>> start Exercise data

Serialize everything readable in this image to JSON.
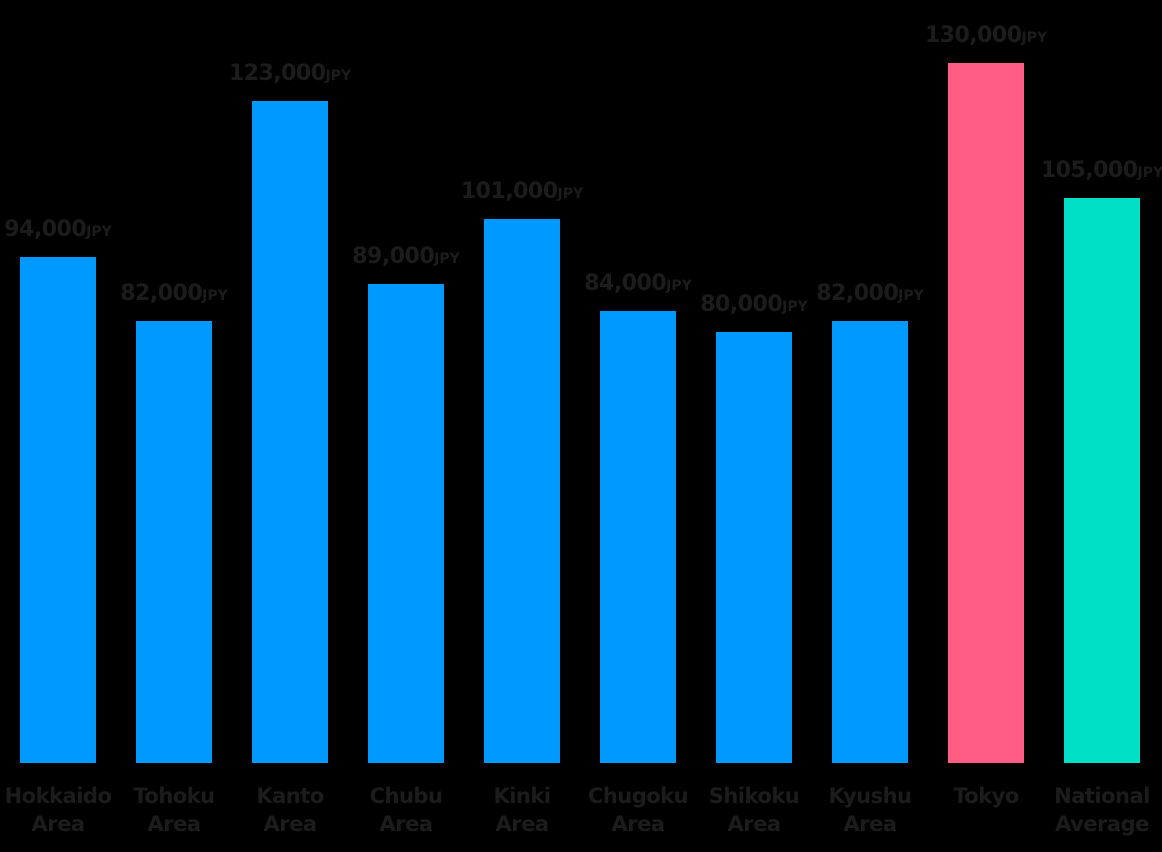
{
  "chart_data": {
    "type": "bar",
    "title": "",
    "xlabel": "",
    "ylabel": "",
    "unit": "JPY",
    "ylim": [
      0,
      130000
    ],
    "grid": false,
    "legend": "none",
    "categories": [
      "Hokkaido Area",
      "Tohoku Area",
      "Kanto Area",
      "Chubu Area",
      "Kinki Area",
      "Chugoku Area",
      "Shikoku Area",
      "Kyushu Area",
      "Tokyo",
      "National Average"
    ],
    "values": [
      94000,
      82000,
      123000,
      89000,
      101000,
      84000,
      80000,
      82000,
      130000,
      105000
    ],
    "colors": [
      "#0099ff",
      "#0099ff",
      "#0099ff",
      "#0099ff",
      "#0099ff",
      "#0099ff",
      "#0099ff",
      "#0099ff",
      "#ff5c84",
      "#00e0c6"
    ]
  },
  "bars": [
    {
      "line1": "Hokkaido",
      "line2": "Area",
      "value_text": "94,000",
      "unit": "JPY"
    },
    {
      "line1": "Tohoku",
      "line2": "Area",
      "value_text": "82,000",
      "unit": "JPY"
    },
    {
      "line1": "Kanto",
      "line2": "Area",
      "value_text": "123,000",
      "unit": "JPY"
    },
    {
      "line1": "Chubu",
      "line2": "Area",
      "value_text": "89,000",
      "unit": "JPY"
    },
    {
      "line1": "Kinki",
      "line2": "Area",
      "value_text": "101,000",
      "unit": "JPY"
    },
    {
      "line1": "Chugoku",
      "line2": "Area",
      "value_text": "84,000",
      "unit": "JPY"
    },
    {
      "line1": "Shikoku",
      "line2": "Area",
      "value_text": "80,000",
      "unit": "JPY"
    },
    {
      "line1": "Kyushu",
      "line2": "Area",
      "value_text": "82,000",
      "unit": "JPY"
    },
    {
      "line1": "Tokyo",
      "line2": "",
      "value_text": "130,000",
      "unit": "JPY"
    },
    {
      "line1": "National",
      "line2": "Average",
      "value_text": "105,000",
      "unit": "JPY"
    }
  ]
}
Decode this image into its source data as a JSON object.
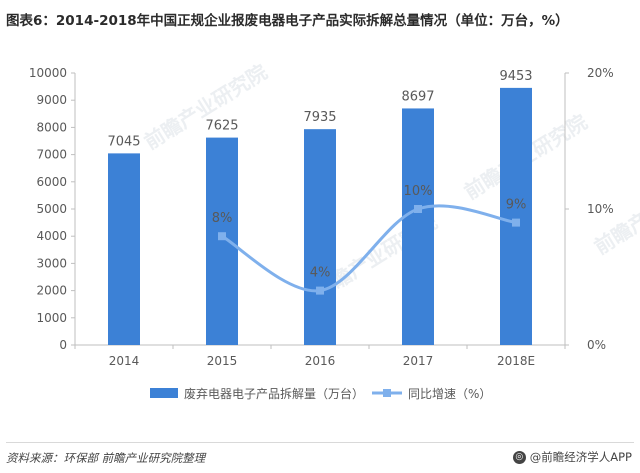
{
  "title": "图表6：2014-2018年中国正规企业报废电器电子产品实际拆解总量情况（单位：万台，%）",
  "source": "资料来源：环保部  前瞻产业研究院整理",
  "brand": "@前瞻经济学人APP",
  "watermark": "前瞻产业研究院",
  "colors": {
    "bar": "#3c81d6",
    "line": "#7fb0ec",
    "axis": "#bfbfbf",
    "text": "#595959"
  },
  "chart_data": {
    "type": "bar",
    "categories": [
      "2014",
      "2015",
      "2016",
      "2017",
      "2018E"
    ],
    "series": [
      {
        "name": "废弃电器电子产品拆解量（万台）",
        "type": "bar",
        "axis": "left",
        "values": [
          7045,
          7625,
          7935,
          8697,
          9453
        ],
        "labels": [
          "7045",
          "7625",
          "7935",
          "8697",
          "9453"
        ]
      },
      {
        "name": "同比增速（%）",
        "type": "line",
        "axis": "right",
        "smooth": true,
        "values": [
          null,
          8,
          4,
          10,
          9
        ],
        "labels": [
          "",
          "8%",
          "4%",
          "10%",
          "9%"
        ]
      }
    ],
    "y_left": {
      "min": 0,
      "max": 10000,
      "ticks": [
        "0",
        "1000",
        "2000",
        "3000",
        "4000",
        "5000",
        "6000",
        "7000",
        "8000",
        "9000",
        "10000"
      ]
    },
    "y_right": {
      "min": 0,
      "max": 20,
      "ticks": [
        "0%",
        "10%",
        "20%"
      ]
    },
    "legend_position": "bottom",
    "grid": false
  }
}
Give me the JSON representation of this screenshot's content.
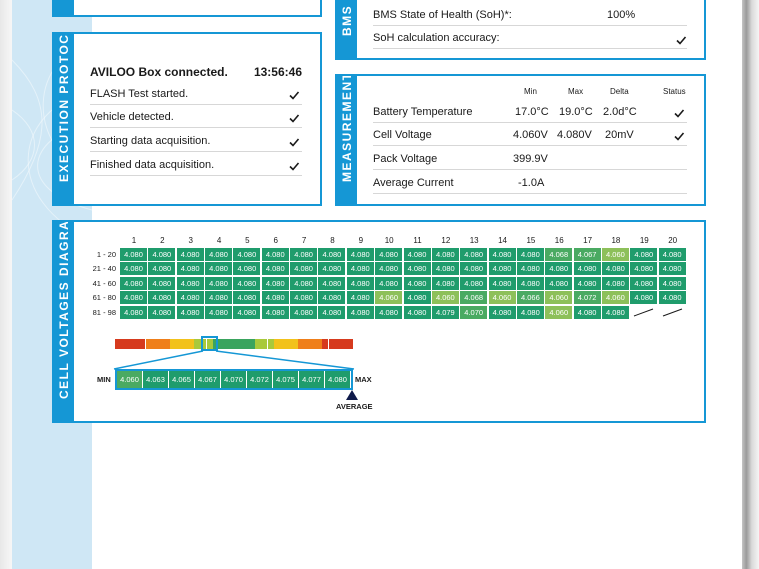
{
  "bms_panel": {
    "tab_label": "BMS",
    "rows": [
      {
        "label": "BMS State of Health (SoH)*:",
        "value": "100%"
      },
      {
        "label": "SoH calculation accuracy:",
        "check": true
      }
    ]
  },
  "execution_protocol": {
    "tab_label": "EXECUTION PROTOCOL",
    "header": {
      "text": "AVILOO Box connected.",
      "time": "13:56:46"
    },
    "steps": [
      {
        "label": "FLASH Test started.",
        "check": true
      },
      {
        "label": "Vehicle detected.",
        "check": true
      },
      {
        "label": "Starting data acquisition.",
        "check": true
      },
      {
        "label": "Finished data acquisition.",
        "check": true
      }
    ]
  },
  "measurements": {
    "tab_label": "MEASUREMENTS",
    "columns": [
      "Min",
      "Max",
      "Delta",
      "Status"
    ],
    "rows": [
      {
        "label": "Battery Temperature",
        "min": "17.0°C",
        "max": "19.0°C",
        "delta": "2.0d°C",
        "status": true
      },
      {
        "label": "Cell Voltage",
        "min": "4.060V",
        "max": "4.080V",
        "delta": "20mV",
        "status": true
      },
      {
        "label": "Pack Voltage",
        "min": "399.9V",
        "max": "",
        "delta": "",
        "status": false
      },
      {
        "label": "Average Current",
        "min": "-1.0A",
        "max": "",
        "delta": "",
        "status": false
      }
    ]
  },
  "cell_voltages": {
    "tab_label": "CELL VOLTAGES DIAGRAM",
    "column_headers": [
      "1",
      "2",
      "3",
      "4",
      "5",
      "6",
      "7",
      "8",
      "9",
      "10",
      "11",
      "12",
      "13",
      "14",
      "15",
      "16",
      "17",
      "18",
      "19",
      "20"
    ],
    "row_labels": [
      "1 - 20",
      "21 - 40",
      "41 - 60",
      "61 - 80",
      "81 - 98"
    ],
    "rows": [
      [
        "4.080",
        "4.080",
        "4.080",
        "4.080",
        "4.080",
        "4.080",
        "4.080",
        "4.080",
        "4.080",
        "4.080",
        "4.080",
        "4.080",
        "4.080",
        "4.080",
        "4.080",
        "4.068",
        "4.067",
        "4.060",
        "4.080",
        "4.080"
      ],
      [
        "4.080",
        "4.080",
        "4.080",
        "4.080",
        "4.080",
        "4.080",
        "4.080",
        "4.080",
        "4.080",
        "4.080",
        "4.080",
        "4.080",
        "4.080",
        "4.080",
        "4.080",
        "4.080",
        "4.080",
        "4.080",
        "4.080",
        "4.080"
      ],
      [
        "4.080",
        "4.080",
        "4.080",
        "4.080",
        "4.080",
        "4.080",
        "4.080",
        "4.080",
        "4.080",
        "4.080",
        "4.080",
        "4.080",
        "4.080",
        "4.080",
        "4.080",
        "4.080",
        "4.080",
        "4.080",
        "4.080",
        "4.080"
      ],
      [
        "4.080",
        "4.080",
        "4.080",
        "4.080",
        "4.080",
        "4.080",
        "4.080",
        "4.080",
        "4.080",
        "4.060",
        "4.080",
        "4.060",
        "4.068",
        "4.060",
        "4.066",
        "4.060",
        "4.072",
        "4.060",
        "4.080",
        "4.080"
      ],
      [
        "4.080",
        "4.080",
        "4.080",
        "4.080",
        "4.080",
        "4.080",
        "4.080",
        "4.080",
        "4.080",
        "4.080",
        "4.080",
        "4.079",
        "4.070",
        "4.080",
        "4.080",
        "4.060",
        "4.080",
        "4.080",
        "",
        ""
      ]
    ],
    "scale_values": [
      "4.060",
      "4.063",
      "4.065",
      "4.067",
      "4.070",
      "4.072",
      "4.075",
      "4.077",
      "4.080"
    ],
    "min_label": "MIN",
    "max_label": "MAX",
    "average_label": "AVERAGE",
    "colors": {
      "green": "#1f9c6c",
      "light_green": "#8dc05a",
      "mid_green": "#4aaa62",
      "accent": "#1597d5"
    }
  }
}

>> end Exercise data

*What is needed*: Repeat each line of the records above exactly, but do not copy the pictures.

*Output of the exercise*:
Serialize everything readable in this image to JSON.
{
  "chart_data": {
    "type": "bar",
    "title": "",
    "xlabel": "",
    "ylabel": "",
    "unit": "JPY",
    "ylim": [
      0,
      130000
    ],
    "grid": false,
    "legend": "none",
    "categories": [
      "Hokkaido Area",
      "Tohoku Area",
      "Kanto Area",
      "Chubu Area",
      "Kinki Area",
      "Chugoku Area",
      "Shikoku Area",
      "Kyushu Area",
      "Tokyo",
      "National Average"
    ],
    "values": [
      94000,
      82000,
      123000,
      89000,
      101000,
      84000,
      80000,
      82000,
      130000,
      105000
    ],
    "colors": [
      "#0099ff",
      "#0099ff",
      "#0099ff",
      "#0099ff",
      "#0099ff",
      "#0099ff",
      "#0099ff",
      "#0099ff",
      "#ff5c84",
      "#00e0c6"
    ]
  },
  "bars": [
    {
      "line1": "Hokkaido",
      "line2": "Area",
      "value_text": "94,000",
      "unit": "JPY"
    },
    {
      "line1": "Tohoku",
      "line2": "Area",
      "value_text": "82,000",
      "unit": "JPY"
    },
    {
      "line1": "Kanto",
      "line2": "Area",
      "value_text": "123,000",
      "unit": "JPY"
    },
    {
      "line1": "Chubu",
      "line2": "Area",
      "value_text": "89,000",
      "unit": "JPY"
    },
    {
      "line1": "Kinki",
      "line2": "Area",
      "value_text": "101,000",
      "unit": "JPY"
    },
    {
      "line1": "Chugoku",
      "line2": "Area",
      "value_text": "84,000",
      "unit": "JPY"
    },
    {
      "line1": "Shikoku",
      "line2": "Area",
      "value_text": "80,000",
      "unit": "JPY"
    },
    {
      "line1": "Kyushu",
      "line2": "Area",
      "value_text": "82,000",
      "unit": "JPY"
    },
    {
      "line1": "Tokyo",
      "line2": "",
      "value_text": "130,000",
      "unit": "JPY"
    },
    {
      "line1": "National",
      "line2": "Average",
      "value_text": "105,000",
      "unit": "JPY"
    }
  ]
}
Decode this image into its source data as a JSON object.
{
  "title": "图表6：2014-2018年中国正规企业报废电器电子产品实际拆解总量情况（单位：万台，%）",
  "source": "资料来源：环保部  前瞻产业研究院整理",
  "brand": "@前瞻经济学人APP",
  "watermark": "前瞻产业研究院",
  "colors": {
    "bar": "#3c81d6",
    "line": "#7fb0ec",
    "axis": "#bfbfbf",
    "text": "#595959"
  },
  "chart_data": {
    "type": "bar",
    "categories": [
      "2014",
      "2015",
      "2016",
      "2017",
      "2018E"
    ],
    "series": [
      {
        "name": "废弃电器电子产品拆解量（万台）",
        "type": "bar",
        "axis": "left",
        "values": [
          7045,
          7625,
          7935,
          8697,
          9453
        ],
        "labels": [
          "7045",
          "7625",
          "7935",
          "8697",
          "9453"
        ]
      },
      {
        "name": "同比增速（%）",
        "type": "line",
        "axis": "right",
        "smooth": true,
        "values": [
          null,
          8,
          4,
          10,
          9
        ],
        "labels": [
          "",
          "8%",
          "4%",
          "10%",
          "9%"
        ]
      }
    ],
    "y_left": {
      "min": 0,
      "max": 10000,
      "ticks": [
        "0",
        "1000",
        "2000",
        "3000",
        "4000",
        "5000",
        "6000",
        "7000",
        "8000",
        "9000",
        "10000"
      ]
    },
    "y_right": {
      "min": 0,
      "max": 20,
      "ticks": [
        "0%",
        "10%",
        "20%"
      ]
    },
    "legend_position": "bottom",
    "grid": false
  }
}
Give me the JSON representation of this screenshot's content.
{
  "bms_panel": {
    "tab_label": "BMS",
    "rows": [
      {
        "label": "BMS State of Health (SoH)*:",
        "value": "100%"
      },
      {
        "label": "SoH calculation accuracy:",
        "check": true
      }
    ]
  },
  "execution_protocol": {
    "tab_label": "EXECUTION PROTOCOL",
    "header": {
      "text": "AVILOO Box connected.",
      "time": "13:56:46"
    },
    "steps": [
      {
        "label": "FLASH Test started.",
        "check": true
      },
      {
        "label": "Vehicle detected.",
        "check": true
      },
      {
        "label": "Starting data acquisition.",
        "check": true
      },
      {
        "label": "Finished data acquisition.",
        "check": true
      }
    ]
  },
  "measurements": {
    "tab_label": "MEASUREMENTS",
    "columns": [
      "Min",
      "Max",
      "Delta",
      "Status"
    ],
    "rows": [
      {
        "label": "Battery Temperature",
        "min": "17.0°C",
        "max": "19.0°C",
        "delta": "2.0d°C",
        "status": true
      },
      {
        "label": "Cell Voltage",
        "min": "4.060V",
        "max": "4.080V",
        "delta": "20mV",
        "status": true
      },
      {
        "label": "Pack Voltage",
        "min": "399.9V",
        "max": "",
        "delta": "",
        "status": false
      },
      {
        "label": "Average Current",
        "min": "-1.0A",
        "max": "",
        "delta": "",
        "status": false
      }
    ]
  },
  "cell_voltages": {
    "tab_label": "CELL VOLTAGES DIAGRAM",
    "column_headers": [
      "1",
      "2",
      "3",
      "4",
      "5",
      "6",
      "7",
      "8",
      "9",
      "10",
      "11",
      "12",
      "13",
      "14",
      "15",
      "16",
      "17",
      "18",
      "19",
      "20"
    ],
    "row_labels": [
      "1 - 20",
      "21 - 40",
      "41 - 60",
      "61 - 80",
      "81 - 98"
    ],
    "rows": [
      [
        "4.080",
        "4.080",
        "4.080",
        "4.080",
        "4.080",
        "4.080",
        "4.080",
        "4.080",
        "4.080",
        "4.080",
        "4.080",
        "4.080",
        "4.080",
        "4.080",
        "4.080",
        "4.068",
        "4.067",
        "4.060",
        "4.080",
        "4.080"
      ],
      [
        "4.080",
        "4.080",
        "4.080",
        "4.080",
        "4.080",
        "4.080",
        "4.080",
        "4.080",
        "4.080",
        "4.080",
        "4.080",
        "4.080",
        "4.080",
        "4.080",
        "4.080",
        "4.080",
        "4.080",
        "4.080",
        "4.080",
        "4.080"
      ],
      [
        "4.080",
        "4.080",
        "4.080",
        "4.080",
        "4.080",
        "4.080",
        "4.080",
        "4.080",
        "4.080",
        "4.080",
        "4.080",
        "4.080",
        "4.080",
        "4.080",
        "4.080",
        "4.080",
        "4.080",
        "4.080",
        "4.080",
        "4.080"
      ],
      [
        "4.080",
        "4.080",
        "4.080",
        "4.080",
        "4.080",
        "4.080",
        "4.080",
        "4.080",
        "4.080",
        "4.060",
        "4.080",
        "4.060",
        "4.068",
        "4.060",
        "4.066",
        "4.060",
        "4.072",
        "4.060",
        "4.080",
        "4.080"
      ],
      [
        "4.080",
        "4.080",
        "4.080",
        "4.080",
        "4.080",
        "4.080",
        "4.080",
        "4.080",
        "4.080",
        "4.080",
        "4.080",
        "4.079",
        "4.070",
        "4.080",
        "4.080",
        "4.060",
        "4.080",
        "4.080",
        "",
        ""
      ]
    ],
    "scale_values": [
      "4.060",
      "4.063",
      "4.065",
      "4.067",
      "4.070",
      "4.072",
      "4.075",
      "4.077",
      "4.080"
    ],
    "min_label": "MIN",
    "max_label": "MAX",
    "average_label": "AVERAGE",
    "colors": {
      "green": "#1f9c6c",
      "light_green": "#8dc05a",
      "mid_green": "#4aaa62",
      "accent": "#1597d5"
    }
  }
}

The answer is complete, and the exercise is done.